++++ DATA TO PROCESS

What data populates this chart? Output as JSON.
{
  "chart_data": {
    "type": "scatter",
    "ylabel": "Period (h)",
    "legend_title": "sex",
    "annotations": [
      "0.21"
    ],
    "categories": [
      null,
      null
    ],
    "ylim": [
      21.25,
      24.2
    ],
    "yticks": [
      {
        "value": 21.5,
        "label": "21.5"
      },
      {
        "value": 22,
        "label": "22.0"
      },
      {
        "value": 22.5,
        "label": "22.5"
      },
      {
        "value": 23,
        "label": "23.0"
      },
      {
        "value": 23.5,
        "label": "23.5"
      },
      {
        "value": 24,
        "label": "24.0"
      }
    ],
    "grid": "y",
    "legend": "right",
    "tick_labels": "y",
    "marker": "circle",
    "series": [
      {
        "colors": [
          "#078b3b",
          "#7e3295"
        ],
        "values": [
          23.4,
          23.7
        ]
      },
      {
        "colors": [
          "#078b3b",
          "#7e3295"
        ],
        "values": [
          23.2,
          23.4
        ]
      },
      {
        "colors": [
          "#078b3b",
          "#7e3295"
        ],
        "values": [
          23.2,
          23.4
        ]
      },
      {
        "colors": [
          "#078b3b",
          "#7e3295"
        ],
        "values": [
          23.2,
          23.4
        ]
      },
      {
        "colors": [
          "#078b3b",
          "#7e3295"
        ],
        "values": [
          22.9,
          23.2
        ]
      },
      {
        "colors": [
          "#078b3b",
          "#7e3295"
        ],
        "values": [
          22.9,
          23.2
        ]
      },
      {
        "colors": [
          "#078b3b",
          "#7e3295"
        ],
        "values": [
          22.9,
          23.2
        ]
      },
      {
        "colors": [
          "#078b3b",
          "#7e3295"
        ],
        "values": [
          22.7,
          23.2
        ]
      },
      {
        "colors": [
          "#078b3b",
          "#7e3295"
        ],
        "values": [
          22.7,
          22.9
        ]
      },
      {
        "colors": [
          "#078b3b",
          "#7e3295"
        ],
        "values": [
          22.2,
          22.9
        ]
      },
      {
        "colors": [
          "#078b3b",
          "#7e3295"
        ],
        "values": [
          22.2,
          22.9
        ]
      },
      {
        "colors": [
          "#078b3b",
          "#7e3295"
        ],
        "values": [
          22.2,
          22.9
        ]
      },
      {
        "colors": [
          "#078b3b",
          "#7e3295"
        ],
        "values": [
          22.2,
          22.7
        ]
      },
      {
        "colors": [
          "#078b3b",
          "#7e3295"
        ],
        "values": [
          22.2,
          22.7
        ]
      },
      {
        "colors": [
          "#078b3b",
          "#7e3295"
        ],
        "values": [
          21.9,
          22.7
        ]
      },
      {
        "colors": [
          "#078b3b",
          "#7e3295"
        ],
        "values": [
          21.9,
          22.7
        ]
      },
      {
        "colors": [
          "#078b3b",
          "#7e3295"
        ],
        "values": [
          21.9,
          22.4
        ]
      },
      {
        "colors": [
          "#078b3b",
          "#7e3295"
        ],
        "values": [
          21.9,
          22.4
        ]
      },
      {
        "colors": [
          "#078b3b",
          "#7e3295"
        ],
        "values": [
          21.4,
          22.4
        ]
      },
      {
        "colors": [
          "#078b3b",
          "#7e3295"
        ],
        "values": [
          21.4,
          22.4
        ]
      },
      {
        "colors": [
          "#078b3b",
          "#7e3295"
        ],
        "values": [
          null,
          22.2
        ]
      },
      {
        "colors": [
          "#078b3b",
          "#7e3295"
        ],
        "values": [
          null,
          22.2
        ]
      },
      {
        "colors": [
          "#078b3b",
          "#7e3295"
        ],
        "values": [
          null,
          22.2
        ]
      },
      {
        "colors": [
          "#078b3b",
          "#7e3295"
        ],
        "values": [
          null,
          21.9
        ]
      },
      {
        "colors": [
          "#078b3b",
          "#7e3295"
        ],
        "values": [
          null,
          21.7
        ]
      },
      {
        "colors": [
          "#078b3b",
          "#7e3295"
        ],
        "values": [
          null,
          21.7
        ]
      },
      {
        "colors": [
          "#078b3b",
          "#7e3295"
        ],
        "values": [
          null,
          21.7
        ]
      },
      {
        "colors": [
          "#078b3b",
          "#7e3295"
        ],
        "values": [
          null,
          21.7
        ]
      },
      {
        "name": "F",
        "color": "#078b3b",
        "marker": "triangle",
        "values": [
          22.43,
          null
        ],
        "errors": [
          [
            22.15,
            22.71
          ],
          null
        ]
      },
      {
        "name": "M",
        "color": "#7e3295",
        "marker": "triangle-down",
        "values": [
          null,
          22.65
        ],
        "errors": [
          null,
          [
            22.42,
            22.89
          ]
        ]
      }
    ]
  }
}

++++++++

**SHORT EXERCISE**:
Count up the lines in the listing that hold the word "marker", and give that number only.

**PROBLEM SOLUTION**:
3